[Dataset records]

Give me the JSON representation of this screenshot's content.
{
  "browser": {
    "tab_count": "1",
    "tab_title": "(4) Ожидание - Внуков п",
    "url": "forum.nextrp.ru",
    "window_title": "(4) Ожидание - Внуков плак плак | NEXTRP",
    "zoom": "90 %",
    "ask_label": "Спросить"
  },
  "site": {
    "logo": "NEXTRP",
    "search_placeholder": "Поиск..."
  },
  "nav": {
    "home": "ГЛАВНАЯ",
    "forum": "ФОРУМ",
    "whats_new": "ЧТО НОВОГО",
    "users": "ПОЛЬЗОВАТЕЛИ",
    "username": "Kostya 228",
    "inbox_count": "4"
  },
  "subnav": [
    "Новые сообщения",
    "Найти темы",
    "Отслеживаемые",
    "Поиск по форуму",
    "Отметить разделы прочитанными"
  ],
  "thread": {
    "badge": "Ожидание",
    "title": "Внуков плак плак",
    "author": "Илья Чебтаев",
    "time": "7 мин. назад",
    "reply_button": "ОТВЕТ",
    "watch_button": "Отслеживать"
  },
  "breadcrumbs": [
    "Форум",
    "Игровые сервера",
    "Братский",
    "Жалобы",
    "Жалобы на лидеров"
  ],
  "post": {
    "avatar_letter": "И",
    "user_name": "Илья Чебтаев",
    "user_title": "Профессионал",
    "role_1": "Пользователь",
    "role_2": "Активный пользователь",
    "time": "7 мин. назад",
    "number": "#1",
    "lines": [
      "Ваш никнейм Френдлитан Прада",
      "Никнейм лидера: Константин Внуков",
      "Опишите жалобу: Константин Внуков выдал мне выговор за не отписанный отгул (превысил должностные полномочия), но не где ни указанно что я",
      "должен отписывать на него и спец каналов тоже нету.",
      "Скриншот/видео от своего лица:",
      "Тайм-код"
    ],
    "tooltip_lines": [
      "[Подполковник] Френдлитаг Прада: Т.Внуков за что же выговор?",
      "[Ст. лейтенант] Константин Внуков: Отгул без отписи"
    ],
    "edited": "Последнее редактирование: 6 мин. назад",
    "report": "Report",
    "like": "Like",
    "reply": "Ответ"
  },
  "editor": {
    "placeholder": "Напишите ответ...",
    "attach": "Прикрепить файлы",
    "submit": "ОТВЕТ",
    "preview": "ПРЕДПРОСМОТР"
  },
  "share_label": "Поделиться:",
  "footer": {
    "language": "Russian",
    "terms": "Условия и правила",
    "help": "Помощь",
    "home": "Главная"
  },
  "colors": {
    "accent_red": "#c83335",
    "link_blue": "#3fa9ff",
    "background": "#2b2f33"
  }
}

▶ **TASK TO COMPLETE**
Which lines contain the word "выговор"? Return each of them.

▶ **ANSWER TO THE EXERCISE**
      "Опишите жалобу: Константин Внуков выдал мне выговор за не отписанный отгул (превысил должностные полномочия), но не где ни указанно что я",
      "[Подполковник] Френдлитаг Прада: Т.Внуков за что же выговор?",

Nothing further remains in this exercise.